** BEGIN Data to use **
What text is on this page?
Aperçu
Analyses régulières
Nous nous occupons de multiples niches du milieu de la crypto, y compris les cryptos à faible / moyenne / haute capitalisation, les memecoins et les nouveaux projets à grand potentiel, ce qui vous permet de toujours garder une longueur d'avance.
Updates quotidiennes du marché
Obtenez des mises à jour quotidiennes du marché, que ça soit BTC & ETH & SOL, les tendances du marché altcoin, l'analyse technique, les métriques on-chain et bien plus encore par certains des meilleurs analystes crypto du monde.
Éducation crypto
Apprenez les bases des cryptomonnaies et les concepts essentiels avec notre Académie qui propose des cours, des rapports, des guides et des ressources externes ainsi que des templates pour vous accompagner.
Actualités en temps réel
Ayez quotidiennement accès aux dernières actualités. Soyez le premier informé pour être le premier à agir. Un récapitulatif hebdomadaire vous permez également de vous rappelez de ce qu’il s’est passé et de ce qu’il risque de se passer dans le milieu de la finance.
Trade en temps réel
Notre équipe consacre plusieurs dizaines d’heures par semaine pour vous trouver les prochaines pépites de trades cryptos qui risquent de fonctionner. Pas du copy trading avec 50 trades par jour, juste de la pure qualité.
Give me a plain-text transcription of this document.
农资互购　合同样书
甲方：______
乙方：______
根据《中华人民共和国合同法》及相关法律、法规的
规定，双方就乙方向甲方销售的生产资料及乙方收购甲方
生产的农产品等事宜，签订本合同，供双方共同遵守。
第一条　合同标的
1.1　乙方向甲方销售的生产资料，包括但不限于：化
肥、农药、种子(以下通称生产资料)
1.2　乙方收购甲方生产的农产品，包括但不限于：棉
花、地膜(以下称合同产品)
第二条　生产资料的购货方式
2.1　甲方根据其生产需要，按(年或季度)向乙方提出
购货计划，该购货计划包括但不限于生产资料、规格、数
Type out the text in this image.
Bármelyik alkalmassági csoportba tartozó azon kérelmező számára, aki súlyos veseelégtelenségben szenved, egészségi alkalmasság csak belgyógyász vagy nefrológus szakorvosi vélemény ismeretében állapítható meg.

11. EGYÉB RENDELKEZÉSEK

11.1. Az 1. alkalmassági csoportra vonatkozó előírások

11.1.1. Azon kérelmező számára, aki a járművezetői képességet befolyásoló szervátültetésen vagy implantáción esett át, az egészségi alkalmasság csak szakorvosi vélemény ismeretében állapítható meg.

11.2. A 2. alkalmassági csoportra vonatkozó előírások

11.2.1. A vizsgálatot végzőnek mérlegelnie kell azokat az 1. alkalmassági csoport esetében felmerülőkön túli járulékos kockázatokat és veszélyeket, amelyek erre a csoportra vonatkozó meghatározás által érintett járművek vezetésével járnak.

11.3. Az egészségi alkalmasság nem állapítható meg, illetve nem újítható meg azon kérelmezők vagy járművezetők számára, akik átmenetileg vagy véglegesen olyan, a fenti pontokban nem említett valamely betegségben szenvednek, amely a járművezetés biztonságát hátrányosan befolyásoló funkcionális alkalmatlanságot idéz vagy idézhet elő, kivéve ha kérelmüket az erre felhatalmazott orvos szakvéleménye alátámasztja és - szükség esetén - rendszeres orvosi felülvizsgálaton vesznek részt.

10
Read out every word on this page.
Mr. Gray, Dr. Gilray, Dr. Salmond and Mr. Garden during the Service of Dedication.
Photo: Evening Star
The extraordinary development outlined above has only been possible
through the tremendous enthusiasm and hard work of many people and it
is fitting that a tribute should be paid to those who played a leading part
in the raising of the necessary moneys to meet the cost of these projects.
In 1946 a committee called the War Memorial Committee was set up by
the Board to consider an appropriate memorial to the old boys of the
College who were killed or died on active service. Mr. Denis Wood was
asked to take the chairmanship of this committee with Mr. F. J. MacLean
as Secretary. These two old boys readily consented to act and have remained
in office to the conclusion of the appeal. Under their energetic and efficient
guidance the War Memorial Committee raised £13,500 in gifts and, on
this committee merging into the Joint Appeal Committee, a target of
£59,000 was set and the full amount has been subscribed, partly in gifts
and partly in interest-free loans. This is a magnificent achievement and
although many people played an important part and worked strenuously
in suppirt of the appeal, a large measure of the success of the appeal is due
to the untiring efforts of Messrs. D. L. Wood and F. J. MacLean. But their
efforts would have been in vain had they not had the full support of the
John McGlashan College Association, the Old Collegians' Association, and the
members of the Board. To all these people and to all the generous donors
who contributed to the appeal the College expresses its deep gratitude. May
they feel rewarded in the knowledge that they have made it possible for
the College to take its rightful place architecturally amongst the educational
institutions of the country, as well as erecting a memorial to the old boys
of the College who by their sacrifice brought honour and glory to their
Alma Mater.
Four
** END Data to use **
◆ **The problem**
Which lines in the records above contain the string "boys"? Copy each one.

◆ **Written solution**
the Board to consider an appropriate memorial to the old boys of the
as Secretary. These two old boys readily consented to act and have remained
institutions of the country, as well as erecting a memorial to the old boys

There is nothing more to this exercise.